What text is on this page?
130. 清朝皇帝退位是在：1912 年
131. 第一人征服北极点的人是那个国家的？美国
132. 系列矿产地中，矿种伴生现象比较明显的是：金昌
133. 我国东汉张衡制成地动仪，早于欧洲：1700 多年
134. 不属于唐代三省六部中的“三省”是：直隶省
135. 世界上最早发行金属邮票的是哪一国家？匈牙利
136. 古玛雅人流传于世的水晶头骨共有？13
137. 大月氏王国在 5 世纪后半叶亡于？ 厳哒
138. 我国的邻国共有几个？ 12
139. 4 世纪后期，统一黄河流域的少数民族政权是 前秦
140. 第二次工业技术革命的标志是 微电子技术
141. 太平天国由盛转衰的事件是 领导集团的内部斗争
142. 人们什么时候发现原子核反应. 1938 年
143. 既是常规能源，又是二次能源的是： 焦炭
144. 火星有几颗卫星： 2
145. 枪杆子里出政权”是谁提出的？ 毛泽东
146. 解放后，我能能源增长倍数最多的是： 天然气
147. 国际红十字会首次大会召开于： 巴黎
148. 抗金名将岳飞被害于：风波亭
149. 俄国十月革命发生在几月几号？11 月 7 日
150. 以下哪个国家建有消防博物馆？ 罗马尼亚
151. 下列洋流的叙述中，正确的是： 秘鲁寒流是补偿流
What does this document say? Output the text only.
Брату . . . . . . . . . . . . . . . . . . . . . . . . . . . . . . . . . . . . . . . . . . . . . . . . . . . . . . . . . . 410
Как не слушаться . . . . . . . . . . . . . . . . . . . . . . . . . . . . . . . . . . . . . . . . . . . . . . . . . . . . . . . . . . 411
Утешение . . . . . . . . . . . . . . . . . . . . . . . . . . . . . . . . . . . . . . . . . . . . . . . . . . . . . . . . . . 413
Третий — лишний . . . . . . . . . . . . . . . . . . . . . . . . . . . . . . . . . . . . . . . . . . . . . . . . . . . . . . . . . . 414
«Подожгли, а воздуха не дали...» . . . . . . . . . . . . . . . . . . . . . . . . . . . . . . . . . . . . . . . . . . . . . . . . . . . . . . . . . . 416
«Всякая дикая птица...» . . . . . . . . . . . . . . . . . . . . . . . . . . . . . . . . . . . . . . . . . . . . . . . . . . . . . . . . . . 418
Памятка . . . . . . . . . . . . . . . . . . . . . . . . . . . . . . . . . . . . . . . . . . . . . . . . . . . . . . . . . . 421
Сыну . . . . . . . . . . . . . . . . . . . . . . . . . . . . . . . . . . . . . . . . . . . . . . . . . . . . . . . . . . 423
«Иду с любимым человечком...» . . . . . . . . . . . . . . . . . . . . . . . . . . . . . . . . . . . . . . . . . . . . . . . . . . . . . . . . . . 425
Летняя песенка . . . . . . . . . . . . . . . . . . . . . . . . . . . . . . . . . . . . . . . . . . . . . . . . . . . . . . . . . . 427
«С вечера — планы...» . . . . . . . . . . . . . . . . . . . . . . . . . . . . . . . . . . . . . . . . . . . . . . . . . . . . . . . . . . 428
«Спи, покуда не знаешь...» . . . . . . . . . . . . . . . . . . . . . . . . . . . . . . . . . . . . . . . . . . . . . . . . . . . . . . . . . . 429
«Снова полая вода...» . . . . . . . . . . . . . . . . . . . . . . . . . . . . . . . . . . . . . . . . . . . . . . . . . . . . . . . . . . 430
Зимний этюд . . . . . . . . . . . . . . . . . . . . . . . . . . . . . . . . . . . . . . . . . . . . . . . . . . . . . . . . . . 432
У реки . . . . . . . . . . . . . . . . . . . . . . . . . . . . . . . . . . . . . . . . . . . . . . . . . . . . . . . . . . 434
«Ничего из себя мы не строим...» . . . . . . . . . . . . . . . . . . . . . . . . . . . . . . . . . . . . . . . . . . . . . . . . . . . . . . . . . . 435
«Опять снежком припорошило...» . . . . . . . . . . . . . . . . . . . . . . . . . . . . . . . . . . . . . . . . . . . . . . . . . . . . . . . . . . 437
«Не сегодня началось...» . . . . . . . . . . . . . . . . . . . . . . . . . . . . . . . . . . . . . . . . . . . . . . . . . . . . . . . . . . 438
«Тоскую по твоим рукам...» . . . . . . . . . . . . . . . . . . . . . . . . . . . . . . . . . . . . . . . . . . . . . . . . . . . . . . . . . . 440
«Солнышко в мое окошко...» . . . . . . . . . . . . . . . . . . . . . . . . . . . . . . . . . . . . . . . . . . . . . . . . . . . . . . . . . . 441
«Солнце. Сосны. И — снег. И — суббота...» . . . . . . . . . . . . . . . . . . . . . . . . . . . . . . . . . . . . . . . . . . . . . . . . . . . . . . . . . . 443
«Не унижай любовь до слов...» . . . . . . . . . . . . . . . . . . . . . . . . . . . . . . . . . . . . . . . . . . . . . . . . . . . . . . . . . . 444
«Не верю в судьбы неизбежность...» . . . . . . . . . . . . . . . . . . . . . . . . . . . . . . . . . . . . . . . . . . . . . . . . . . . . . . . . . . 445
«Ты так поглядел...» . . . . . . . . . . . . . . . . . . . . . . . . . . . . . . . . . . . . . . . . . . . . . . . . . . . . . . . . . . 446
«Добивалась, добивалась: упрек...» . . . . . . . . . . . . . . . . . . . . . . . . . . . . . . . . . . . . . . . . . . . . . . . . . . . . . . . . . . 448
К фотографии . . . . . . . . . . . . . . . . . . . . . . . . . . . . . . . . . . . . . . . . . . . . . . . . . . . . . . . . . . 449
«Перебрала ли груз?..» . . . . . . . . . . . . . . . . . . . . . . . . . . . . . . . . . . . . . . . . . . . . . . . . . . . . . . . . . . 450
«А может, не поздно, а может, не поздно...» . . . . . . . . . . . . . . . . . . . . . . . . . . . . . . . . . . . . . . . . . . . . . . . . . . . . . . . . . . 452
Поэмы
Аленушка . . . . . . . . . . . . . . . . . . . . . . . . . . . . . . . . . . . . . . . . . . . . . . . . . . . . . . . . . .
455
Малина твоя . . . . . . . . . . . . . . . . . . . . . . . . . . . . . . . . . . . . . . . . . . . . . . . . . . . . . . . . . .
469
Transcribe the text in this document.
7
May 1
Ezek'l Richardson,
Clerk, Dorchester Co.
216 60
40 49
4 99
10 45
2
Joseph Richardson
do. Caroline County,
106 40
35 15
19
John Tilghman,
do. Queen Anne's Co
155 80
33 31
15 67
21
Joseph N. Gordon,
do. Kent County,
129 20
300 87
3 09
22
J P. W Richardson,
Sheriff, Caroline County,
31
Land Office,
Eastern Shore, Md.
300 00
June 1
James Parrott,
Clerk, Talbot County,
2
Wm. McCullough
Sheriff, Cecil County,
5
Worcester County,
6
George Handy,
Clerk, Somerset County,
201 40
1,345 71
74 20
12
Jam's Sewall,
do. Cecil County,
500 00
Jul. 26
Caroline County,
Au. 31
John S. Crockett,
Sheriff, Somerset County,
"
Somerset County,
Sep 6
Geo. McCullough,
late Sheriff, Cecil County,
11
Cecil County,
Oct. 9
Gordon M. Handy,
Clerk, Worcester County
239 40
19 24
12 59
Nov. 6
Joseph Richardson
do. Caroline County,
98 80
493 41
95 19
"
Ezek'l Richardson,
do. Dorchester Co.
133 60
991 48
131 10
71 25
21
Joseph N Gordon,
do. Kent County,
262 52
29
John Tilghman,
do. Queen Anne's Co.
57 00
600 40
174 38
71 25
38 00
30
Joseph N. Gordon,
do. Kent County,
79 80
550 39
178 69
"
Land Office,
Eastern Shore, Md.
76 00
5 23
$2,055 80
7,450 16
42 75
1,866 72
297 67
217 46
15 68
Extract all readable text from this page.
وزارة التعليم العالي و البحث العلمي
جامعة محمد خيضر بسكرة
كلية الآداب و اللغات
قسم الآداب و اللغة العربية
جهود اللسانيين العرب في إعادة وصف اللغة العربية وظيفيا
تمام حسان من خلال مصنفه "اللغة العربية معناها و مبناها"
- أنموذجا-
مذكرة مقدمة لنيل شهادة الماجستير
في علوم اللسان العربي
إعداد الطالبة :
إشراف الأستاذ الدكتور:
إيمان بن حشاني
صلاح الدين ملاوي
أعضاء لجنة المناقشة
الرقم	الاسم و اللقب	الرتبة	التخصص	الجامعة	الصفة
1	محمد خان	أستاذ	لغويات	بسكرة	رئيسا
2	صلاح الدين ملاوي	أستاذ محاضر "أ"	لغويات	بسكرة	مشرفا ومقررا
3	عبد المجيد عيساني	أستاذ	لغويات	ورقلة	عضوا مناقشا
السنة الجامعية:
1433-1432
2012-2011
-*-*-
[EXERCISE AIM]: Pick out the lines that contain "العربية" and copy them.

[SOLUTION TO THIS PROBLEM]:
قسم الآداب و اللغة العربية
جهود اللسانيين العرب في إعادة وصف اللغة العربية وظيفيا
تمام حسان من خلال مصنفه "اللغة العربية معناها و مبناها"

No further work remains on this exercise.